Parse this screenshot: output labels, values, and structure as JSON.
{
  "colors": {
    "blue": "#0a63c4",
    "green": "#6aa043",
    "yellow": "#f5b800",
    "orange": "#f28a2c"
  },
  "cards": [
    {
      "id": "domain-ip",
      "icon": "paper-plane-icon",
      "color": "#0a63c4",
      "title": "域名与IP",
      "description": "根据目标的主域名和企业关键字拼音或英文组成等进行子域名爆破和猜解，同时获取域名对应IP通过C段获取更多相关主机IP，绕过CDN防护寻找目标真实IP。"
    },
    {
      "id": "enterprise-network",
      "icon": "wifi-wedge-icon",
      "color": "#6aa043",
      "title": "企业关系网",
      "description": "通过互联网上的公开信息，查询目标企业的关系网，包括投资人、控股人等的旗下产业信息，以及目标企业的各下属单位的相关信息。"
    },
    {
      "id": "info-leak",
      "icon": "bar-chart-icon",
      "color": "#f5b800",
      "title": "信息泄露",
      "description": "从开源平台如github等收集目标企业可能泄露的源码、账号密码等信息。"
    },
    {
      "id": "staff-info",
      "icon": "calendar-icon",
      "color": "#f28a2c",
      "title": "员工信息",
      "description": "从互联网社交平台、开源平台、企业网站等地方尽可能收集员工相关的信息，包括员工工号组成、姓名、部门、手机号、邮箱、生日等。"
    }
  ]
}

━━━

# Objective:
Output all of the data again. Match it exactly.

# Full response:
Parse this screenshot: output labels, values, and structure as JSON.
{
  "colors": {
    "blue": "#0a63c4",
    "green": "#6aa043",
    "yellow": "#f5b800",
    "orange": "#f28a2c"
  },
  "cards": [
    {
      "id": "domain-ip",
      "icon": "paper-plane-icon",
      "color": "#0a63c4",
      "title": "域名与IP",
      "description": "根据目标的主域名和企业关键字拼音或英文组成等进行子域名爆破和猜解，同时获取域名对应IP通过C段获取更多相关主机IP，绕过CDN防护寻找目标真实IP。"
    },
    {
      "id": "enterprise-network",
      "icon": "wifi-wedge-icon",
      "color": "#6aa043",
      "title": "企业关系网",
      "description": "通过互联网上的公开信息，查询目标企业的关系网，包括投资人、控股人等的旗下产业信息，以及目标企业的各下属单位的相关信息。"
    },
    {
      "id": "info-leak",
      "icon": "bar-chart-icon",
      "color": "#f5b800",
      "title": "信息泄露",
      "description": "从开源平台如github等收集目标企业可能泄露的源码、账号密码等信息。"
    },
    {
      "id": "staff-info",
      "icon": "calendar-icon",
      "color": "#f28a2c",
      "title": "员工信息",
      "description": "从互联网社交平台、开源平台、企业网站等地方尽可能收集员工相关的信息，包括员工工号组成、姓名、部门、手机号、邮箱、生日等。"
    }
  ]
}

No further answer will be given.